• _Exercise goal_
Repeat the listing in full, word for word.

• _Data for this task_
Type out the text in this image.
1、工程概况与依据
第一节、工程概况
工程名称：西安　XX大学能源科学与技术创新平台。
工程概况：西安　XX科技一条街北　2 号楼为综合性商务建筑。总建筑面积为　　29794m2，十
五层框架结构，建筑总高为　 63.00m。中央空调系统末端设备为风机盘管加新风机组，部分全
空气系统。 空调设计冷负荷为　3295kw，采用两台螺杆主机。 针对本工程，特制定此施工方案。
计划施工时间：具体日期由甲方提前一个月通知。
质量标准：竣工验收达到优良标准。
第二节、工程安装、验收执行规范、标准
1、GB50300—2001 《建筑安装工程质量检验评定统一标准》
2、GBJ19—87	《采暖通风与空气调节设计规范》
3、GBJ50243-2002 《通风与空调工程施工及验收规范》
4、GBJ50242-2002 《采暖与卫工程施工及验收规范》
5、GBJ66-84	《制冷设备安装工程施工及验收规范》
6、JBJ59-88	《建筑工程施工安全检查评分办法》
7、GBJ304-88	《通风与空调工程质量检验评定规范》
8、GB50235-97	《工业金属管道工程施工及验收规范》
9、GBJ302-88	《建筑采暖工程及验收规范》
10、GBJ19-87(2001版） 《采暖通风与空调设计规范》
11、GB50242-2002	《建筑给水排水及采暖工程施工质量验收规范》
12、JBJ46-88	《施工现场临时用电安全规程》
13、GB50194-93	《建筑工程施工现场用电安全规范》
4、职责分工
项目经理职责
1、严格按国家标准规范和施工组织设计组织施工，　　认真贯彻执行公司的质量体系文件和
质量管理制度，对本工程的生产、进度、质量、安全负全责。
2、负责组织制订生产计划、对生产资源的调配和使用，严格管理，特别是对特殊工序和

• _Exercise response_
Type out the text in this image.
1、工程概况与依据
第一节、工程概况
工程名称：西安　XX大学能源科学与技术创新平台。
工程概况：西安　XX科技一条街北　2 号楼为综合性商务建筑。总建筑面积为　　29794m2，十
五层框架结构，建筑总高为　 63.00m。中央空调系统末端设备为风机盘管加新风机组，部分全
空气系统。 空调设计冷负荷为　3295kw，采用两台螺杆主机。 针对本工程，特制定此施工方案。
计划施工时间：具体日期由甲方提前一个月通知。
质量标准：竣工验收达到优良标准。
第二节、工程安装、验收执行规范、标准
1、GB50300—2001 《建筑安装工程质量检验评定统一标准》
2、GBJ19—87	《采暖通风与空气调节设计规范》
3、GBJ50243-2002 《通风与空调工程施工及验收规范》
4、GBJ50242-2002 《采暖与卫工程施工及验收规范》
5、GBJ66-84	《制冷设备安装工程施工及验收规范》
6、JBJ59-88	《建筑工程施工安全检查评分办法》
7、GBJ304-88	《通风与空调工程质量检验评定规范》
8、GB50235-97	《工业金属管道工程施工及验收规范》
9、GBJ302-88	《建筑采暖工程及验收规范》
10、GBJ19-87(2001版） 《采暖通风与空调设计规范》
11、GB50242-2002	《建筑给水排水及采暖工程施工质量验收规范》
12、JBJ46-88	《施工现场临时用电安全规程》
13、GB50194-93	《建筑工程施工现场用电安全规范》
4、职责分工
项目经理职责
1、严格按国家标准规范和施工组织设计组织施工，　　认真贯彻执行公司的质量体系文件和
质量管理制度，对本工程的生产、进度、质量、安全负全责。
2、负责组织制订生产计划、对生产资源的调配和使用，严格管理，特别是对特殊工序和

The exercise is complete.